TASK INPUT
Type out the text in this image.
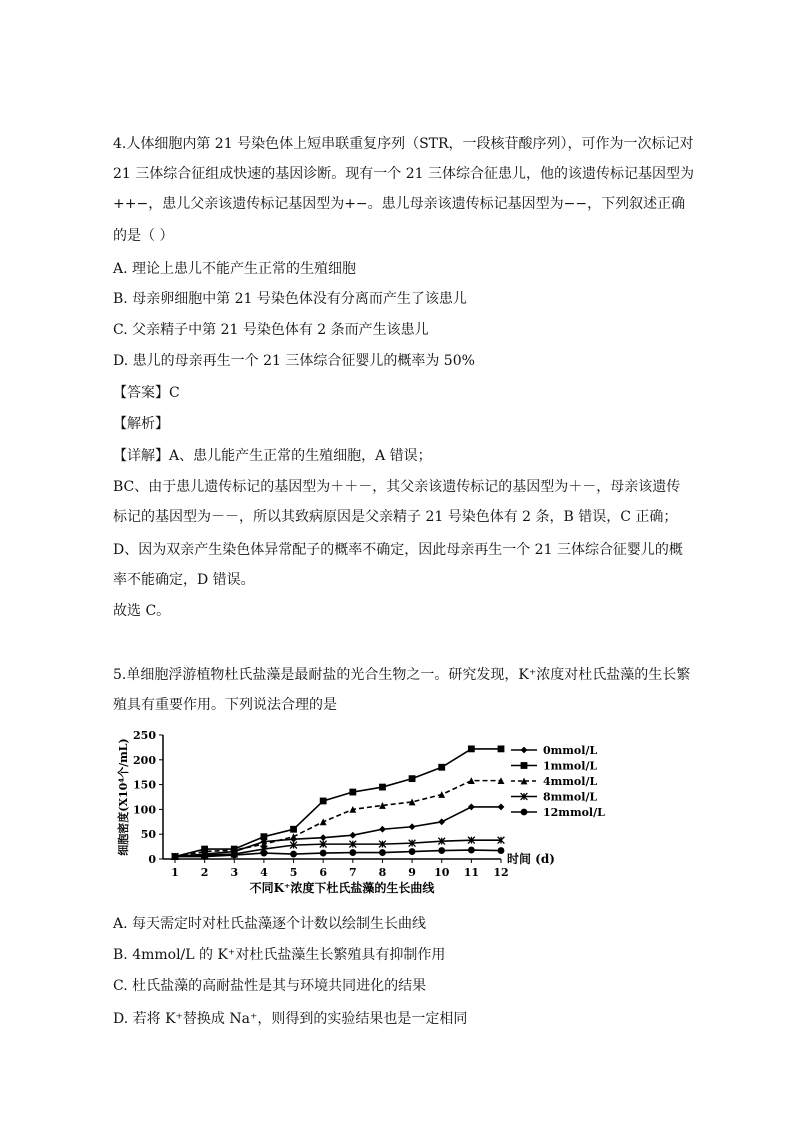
4.人体细胞内第 21 号染色体上短串联重复序列（STR，一段核苷酸序列），可作为一次标记对
21 三体综合征组成快速的基因诊断。现有一个 21 三体综合征患儿，他的该遗传标记基因型为
++−，患儿父亲该遗传标记基因型为+−。患儿母亲该遗传标记基因型为−−，下列叙述正确
的是（ ）
A. 理论上患儿不能产生正常的生殖细胞
B. 母亲卵细胞中第 21 号染色体没有分离而产生了该患儿
C. 父亲精子中第 21 号染色体有 2 条而产生该患儿
D. 患儿的母亲再生一个 21 三体综合征婴儿的概率为 50%
【答案】C
【解析】
【详解】A、患儿能产生正常的生殖细胞，A 错误；
BC、由于患儿遗传标记的基因型为＋＋－，其父亲该遗传标记的基因型为＋－，母亲该遗传
标记的基因型为－－，所以其致病原因是父亲精子 21 号染色体有 2 条，B 错误，C 正确；
D、因为双亲产生染色体异常配子的概率不确定，因此母亲再生一个 21 三体综合征婴儿的概
率不能确定，D 错误。
故选 C。
5.单细胞浮游植物杜氏盐藻是最耐盐的光合生物之一。研究发现，K⁺浓度对杜氏盐藻的生长繁
殖具有重要作用。下列说法合理的是
0
50
100
150
200
250
1 2 3 4 5 6 7 8 9 10 11 12
细胞密度(X10⁴个/mL)
时间 (d)
不同K⁺浓度下杜氏盐藻的生长曲线
0mmol/L
1mmol/L
4mmol/L
8mmol/L
12mmol/L
A. 每天需定时对杜氏盐藻逐个计数以绘制生长曲线
B. 4mmol/L 的 K⁺对杜氏盐藻生长繁殖具有抑制作用
C. 杜氏盐藻的高耐盐性是其与环境共同进化的结果
D. 若将 K⁺替换成 Na⁺，则得到的实验结果也是一定相同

PROBLEM DETAILS
Using the listing above, pull out all lines that hold the word "号染色体有".

CORRECT RESPONSE
C. 父亲精子中第 21 号染色体有 2 条而产生该患儿
标记的基因型为－－，所以其致病原因是父亲精子 21 号染色体有 2 条，B 错误，C 正确；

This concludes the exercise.